Structured figure records

+++

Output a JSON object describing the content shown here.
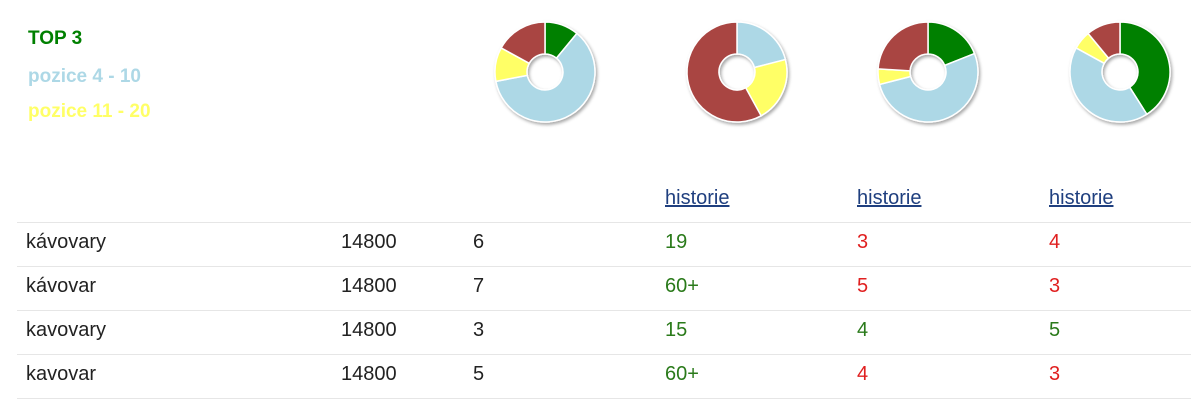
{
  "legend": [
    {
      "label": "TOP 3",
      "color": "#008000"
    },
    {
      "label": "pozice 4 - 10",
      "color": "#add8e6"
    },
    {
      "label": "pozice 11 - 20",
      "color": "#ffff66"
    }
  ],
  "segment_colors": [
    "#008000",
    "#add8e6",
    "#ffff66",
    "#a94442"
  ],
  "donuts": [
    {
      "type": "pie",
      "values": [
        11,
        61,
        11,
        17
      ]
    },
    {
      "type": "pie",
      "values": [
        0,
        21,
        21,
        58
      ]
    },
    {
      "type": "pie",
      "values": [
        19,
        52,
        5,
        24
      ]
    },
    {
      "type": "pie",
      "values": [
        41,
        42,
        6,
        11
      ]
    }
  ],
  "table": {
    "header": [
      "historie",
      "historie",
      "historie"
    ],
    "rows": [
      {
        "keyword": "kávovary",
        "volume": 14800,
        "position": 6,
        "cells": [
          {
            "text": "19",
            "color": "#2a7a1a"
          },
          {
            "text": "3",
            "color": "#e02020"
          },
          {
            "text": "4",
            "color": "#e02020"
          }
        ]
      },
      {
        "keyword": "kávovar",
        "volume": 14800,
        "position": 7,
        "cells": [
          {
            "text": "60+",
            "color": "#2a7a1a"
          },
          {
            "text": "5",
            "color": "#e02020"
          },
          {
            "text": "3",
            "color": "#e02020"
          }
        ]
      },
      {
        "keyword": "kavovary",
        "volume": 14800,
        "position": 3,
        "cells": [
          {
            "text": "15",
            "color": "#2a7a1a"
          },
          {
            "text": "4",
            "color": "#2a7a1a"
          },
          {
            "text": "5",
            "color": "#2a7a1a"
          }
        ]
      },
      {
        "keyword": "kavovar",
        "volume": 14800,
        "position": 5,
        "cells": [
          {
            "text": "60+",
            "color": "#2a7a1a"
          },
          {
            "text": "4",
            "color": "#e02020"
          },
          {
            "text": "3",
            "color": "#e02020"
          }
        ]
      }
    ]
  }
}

+++

PROBLEM REQUIREMENTS:
Reproduce all of the material above word for word. Omit the pictures.

THE RESULT:
Output a JSON object describing the content shown here.
{
  "legend": [
    {
      "label": "TOP 3",
      "color": "#008000"
    },
    {
      "label": "pozice 4 - 10",
      "color": "#add8e6"
    },
    {
      "label": "pozice 11 - 20",
      "color": "#ffff66"
    }
  ],
  "segment_colors": [
    "#008000",
    "#add8e6",
    "#ffff66",
    "#a94442"
  ],
  "donuts": [
    {
      "type": "pie",
      "values": [
        11,
        61,
        11,
        17
      ]
    },
    {
      "type": "pie",
      "values": [
        0,
        21,
        21,
        58
      ]
    },
    {
      "type": "pie",
      "values": [
        19,
        52,
        5,
        24
      ]
    },
    {
      "type": "pie",
      "values": [
        41,
        42,
        6,
        11
      ]
    }
  ],
  "table": {
    "header": [
      "historie",
      "historie",
      "historie"
    ],
    "rows": [
      {
        "keyword": "kávovary",
        "volume": 14800,
        "position": 6,
        "cells": [
          {
            "text": "19",
            "color": "#2a7a1a"
          },
          {
            "text": "3",
            "color": "#e02020"
          },
          {
            "text": "4",
            "color": "#e02020"
          }
        ]
      },
      {
        "keyword": "kávovar",
        "volume": 14800,
        "position": 7,
        "cells": [
          {
            "text": "60+",
            "color": "#2a7a1a"
          },
          {
            "text": "5",
            "color": "#e02020"
          },
          {
            "text": "3",
            "color": "#e02020"
          }
        ]
      },
      {
        "keyword": "kavovary",
        "volume": 14800,
        "position": 3,
        "cells": [
          {
            "text": "15",
            "color": "#2a7a1a"
          },
          {
            "text": "4",
            "color": "#2a7a1a"
          },
          {
            "text": "5",
            "color": "#2a7a1a"
          }
        ]
      },
      {
        "keyword": "kavovar",
        "volume": 14800,
        "position": 5,
        "cells": [
          {
            "text": "60+",
            "color": "#2a7a1a"
          },
          {
            "text": "4",
            "color": "#e02020"
          },
          {
            "text": "3",
            "color": "#e02020"
          }
        ]
      }
    ]
  }
}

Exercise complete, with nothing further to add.